_DATA SHOWN_:
* * * *

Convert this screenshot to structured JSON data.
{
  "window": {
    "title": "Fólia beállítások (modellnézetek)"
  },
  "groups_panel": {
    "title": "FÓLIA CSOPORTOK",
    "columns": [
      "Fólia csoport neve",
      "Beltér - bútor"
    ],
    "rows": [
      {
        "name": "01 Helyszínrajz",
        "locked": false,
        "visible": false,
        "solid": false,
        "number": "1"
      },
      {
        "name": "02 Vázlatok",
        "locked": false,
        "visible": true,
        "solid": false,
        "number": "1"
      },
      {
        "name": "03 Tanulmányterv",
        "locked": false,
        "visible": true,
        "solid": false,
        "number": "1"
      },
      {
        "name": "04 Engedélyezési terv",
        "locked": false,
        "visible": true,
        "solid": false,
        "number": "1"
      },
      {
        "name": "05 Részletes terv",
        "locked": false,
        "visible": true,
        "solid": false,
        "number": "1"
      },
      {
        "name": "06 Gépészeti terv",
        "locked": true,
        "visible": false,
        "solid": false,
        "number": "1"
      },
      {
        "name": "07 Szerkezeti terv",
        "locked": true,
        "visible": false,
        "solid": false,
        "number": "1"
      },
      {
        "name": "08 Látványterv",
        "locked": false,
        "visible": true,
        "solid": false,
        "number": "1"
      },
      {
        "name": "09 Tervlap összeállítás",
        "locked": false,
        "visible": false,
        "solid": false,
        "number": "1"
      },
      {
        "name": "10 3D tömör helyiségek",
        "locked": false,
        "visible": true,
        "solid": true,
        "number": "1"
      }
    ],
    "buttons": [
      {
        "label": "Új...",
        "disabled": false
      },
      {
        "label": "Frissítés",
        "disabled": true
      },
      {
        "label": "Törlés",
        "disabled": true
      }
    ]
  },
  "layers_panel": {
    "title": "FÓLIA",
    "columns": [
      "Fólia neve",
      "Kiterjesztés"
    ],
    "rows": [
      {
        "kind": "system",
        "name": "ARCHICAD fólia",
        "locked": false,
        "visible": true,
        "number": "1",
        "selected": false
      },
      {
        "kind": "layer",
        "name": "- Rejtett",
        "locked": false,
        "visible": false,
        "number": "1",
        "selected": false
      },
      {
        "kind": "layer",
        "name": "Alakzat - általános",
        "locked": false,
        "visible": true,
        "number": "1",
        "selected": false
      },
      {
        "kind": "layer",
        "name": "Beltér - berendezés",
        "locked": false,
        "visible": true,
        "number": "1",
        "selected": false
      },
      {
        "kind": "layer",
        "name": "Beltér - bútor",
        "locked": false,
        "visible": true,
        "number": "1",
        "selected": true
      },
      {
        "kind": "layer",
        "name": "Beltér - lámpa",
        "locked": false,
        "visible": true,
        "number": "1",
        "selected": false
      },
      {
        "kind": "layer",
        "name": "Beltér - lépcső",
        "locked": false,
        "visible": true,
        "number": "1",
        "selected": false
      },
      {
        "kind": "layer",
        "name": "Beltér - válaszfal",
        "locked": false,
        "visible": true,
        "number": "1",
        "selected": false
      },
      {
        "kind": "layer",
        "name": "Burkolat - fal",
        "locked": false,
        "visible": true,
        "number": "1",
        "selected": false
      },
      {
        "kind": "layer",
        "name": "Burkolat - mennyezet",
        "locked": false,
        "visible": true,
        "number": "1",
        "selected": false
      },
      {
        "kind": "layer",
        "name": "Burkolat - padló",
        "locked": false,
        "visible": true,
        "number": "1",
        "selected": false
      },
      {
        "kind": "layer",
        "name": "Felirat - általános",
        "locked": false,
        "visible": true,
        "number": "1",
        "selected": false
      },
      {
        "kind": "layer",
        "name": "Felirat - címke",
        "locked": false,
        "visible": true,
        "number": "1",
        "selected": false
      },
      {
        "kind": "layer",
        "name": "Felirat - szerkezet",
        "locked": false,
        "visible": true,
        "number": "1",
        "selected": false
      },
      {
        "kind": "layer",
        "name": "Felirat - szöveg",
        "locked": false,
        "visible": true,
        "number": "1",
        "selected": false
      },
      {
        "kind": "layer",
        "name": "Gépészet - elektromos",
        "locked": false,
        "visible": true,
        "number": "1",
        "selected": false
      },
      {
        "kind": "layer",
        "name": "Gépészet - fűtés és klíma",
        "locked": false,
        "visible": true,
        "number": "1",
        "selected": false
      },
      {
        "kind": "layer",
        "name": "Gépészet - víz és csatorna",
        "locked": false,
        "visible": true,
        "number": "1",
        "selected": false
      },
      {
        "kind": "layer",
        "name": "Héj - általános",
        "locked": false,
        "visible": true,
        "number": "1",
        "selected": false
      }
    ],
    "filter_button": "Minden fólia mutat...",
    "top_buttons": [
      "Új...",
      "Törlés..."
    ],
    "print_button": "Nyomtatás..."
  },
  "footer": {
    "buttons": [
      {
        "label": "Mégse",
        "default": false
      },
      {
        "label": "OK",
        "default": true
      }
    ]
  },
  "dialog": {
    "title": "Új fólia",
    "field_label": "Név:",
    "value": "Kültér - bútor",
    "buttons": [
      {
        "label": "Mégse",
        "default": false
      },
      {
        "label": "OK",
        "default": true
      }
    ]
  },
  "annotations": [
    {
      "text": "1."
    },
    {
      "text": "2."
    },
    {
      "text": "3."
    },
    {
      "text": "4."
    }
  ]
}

* * * *

In the listing, find all lines with the string "Beltér" and copy them.

      "Beltér - bútor"
        "name": "Beltér - berendezés",
        "name": "Beltér - bútor",
        "name": "Beltér - lámpa",
        "name": "Beltér - lépcső",
        "name": "Beltér - válaszfal",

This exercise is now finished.